§ **Work to do**: Omit every image, and transcribe the remaining entries exactly as given.

§ **Raw data**:
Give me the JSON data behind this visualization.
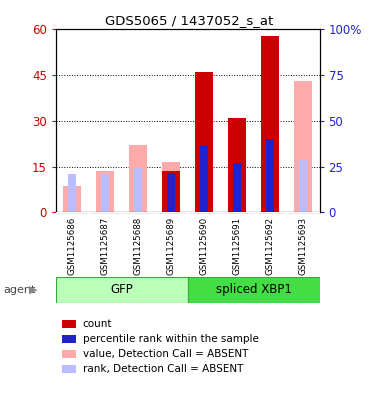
{
  "title": "GDS5065 / 1437052_s_at",
  "samples": [
    "GSM1125686",
    "GSM1125687",
    "GSM1125688",
    "GSM1125689",
    "GSM1125690",
    "GSM1125691",
    "GSM1125692",
    "GSM1125693"
  ],
  "count_values": [
    0,
    0,
    0,
    13.5,
    46,
    31,
    58,
    0
  ],
  "absent_value_values": [
    8.5,
    13.5,
    22,
    16.5,
    0,
    0,
    0,
    43
  ],
  "absent_rank_values": [
    12.5,
    12.5,
    14.5,
    0,
    0,
    16,
    25,
    17
  ],
  "blue_top_values": [
    0,
    0,
    0,
    13.0,
    22,
    16,
    24,
    0
  ],
  "ylim_left": [
    0,
    60
  ],
  "ylim_right": [
    0,
    100
  ],
  "yticks_left": [
    0,
    15,
    30,
    45,
    60
  ],
  "yticks_right": [
    0,
    25,
    50,
    75,
    100
  ],
  "ytick_labels_left": [
    "0",
    "15",
    "30",
    "45",
    "60"
  ],
  "ytick_labels_right": [
    "0",
    "25",
    "50",
    "75",
    "100%"
  ],
  "bar_width": 0.55,
  "color_count": "#cc0000",
  "color_rank_blue": "#2222cc",
  "color_absent_value": "#ffaaaa",
  "color_absent_rank": "#bbbbff",
  "gfp_light": "#ccffcc",
  "gfp_dark": "#44dd44",
  "xbp1_light": "#88ee88",
  "xbp1_dark": "#33cc33",
  "legend_items": [
    {
      "color": "#cc0000",
      "label": "count"
    },
    {
      "color": "#2222cc",
      "label": "percentile rank within the sample"
    },
    {
      "color": "#ffaaaa",
      "label": "value, Detection Call = ABSENT"
    },
    {
      "color": "#bbbbff",
      "label": "rank, Detection Call = ABSENT"
    }
  ],
  "bg_color": "#ffffff",
  "tick_color_left": "#cc0000",
  "tick_color_right": "#2222cc"
}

§ **Answer for the task**:
Give me the JSON data behind this visualization.
{
  "title": "GDS5065 / 1437052_s_at",
  "samples": [
    "GSM1125686",
    "GSM1125687",
    "GSM1125688",
    "GSM1125689",
    "GSM1125690",
    "GSM1125691",
    "GSM1125692",
    "GSM1125693"
  ],
  "count_values": [
    0,
    0,
    0,
    13.5,
    46,
    31,
    58,
    0
  ],
  "absent_value_values": [
    8.5,
    13.5,
    22,
    16.5,
    0,
    0,
    0,
    43
  ],
  "absent_rank_values": [
    12.5,
    12.5,
    14.5,
    0,
    0,
    16,
    25,
    17
  ],
  "blue_top_values": [
    0,
    0,
    0,
    13.0,
    22,
    16,
    24,
    0
  ],
  "ylim_left": [
    0,
    60
  ],
  "ylim_right": [
    0,
    100
  ],
  "yticks_left": [
    0,
    15,
    30,
    45,
    60
  ],
  "yticks_right": [
    0,
    25,
    50,
    75,
    100
  ],
  "ytick_labels_left": [
    "0",
    "15",
    "30",
    "45",
    "60"
  ],
  "ytick_labels_right": [
    "0",
    "25",
    "50",
    "75",
    "100%"
  ],
  "bar_width": 0.55,
  "color_count": "#cc0000",
  "color_rank_blue": "#2222cc",
  "color_absent_value": "#ffaaaa",
  "color_absent_rank": "#bbbbff",
  "gfp_light": "#ccffcc",
  "gfp_dark": "#44dd44",
  "xbp1_light": "#88ee88",
  "xbp1_dark": "#33cc33",
  "legend_items": [
    {
      "color": "#cc0000",
      "label": "count"
    },
    {
      "color": "#2222cc",
      "label": "percentile rank within the sample"
    },
    {
      "color": "#ffaaaa",
      "label": "value, Detection Call = ABSENT"
    },
    {
      "color": "#bbbbff",
      "label": "rank, Detection Call = ABSENT"
    }
  ],
  "bg_color": "#ffffff",
  "tick_color_left": "#cc0000",
  "tick_color_right": "#2222cc"
}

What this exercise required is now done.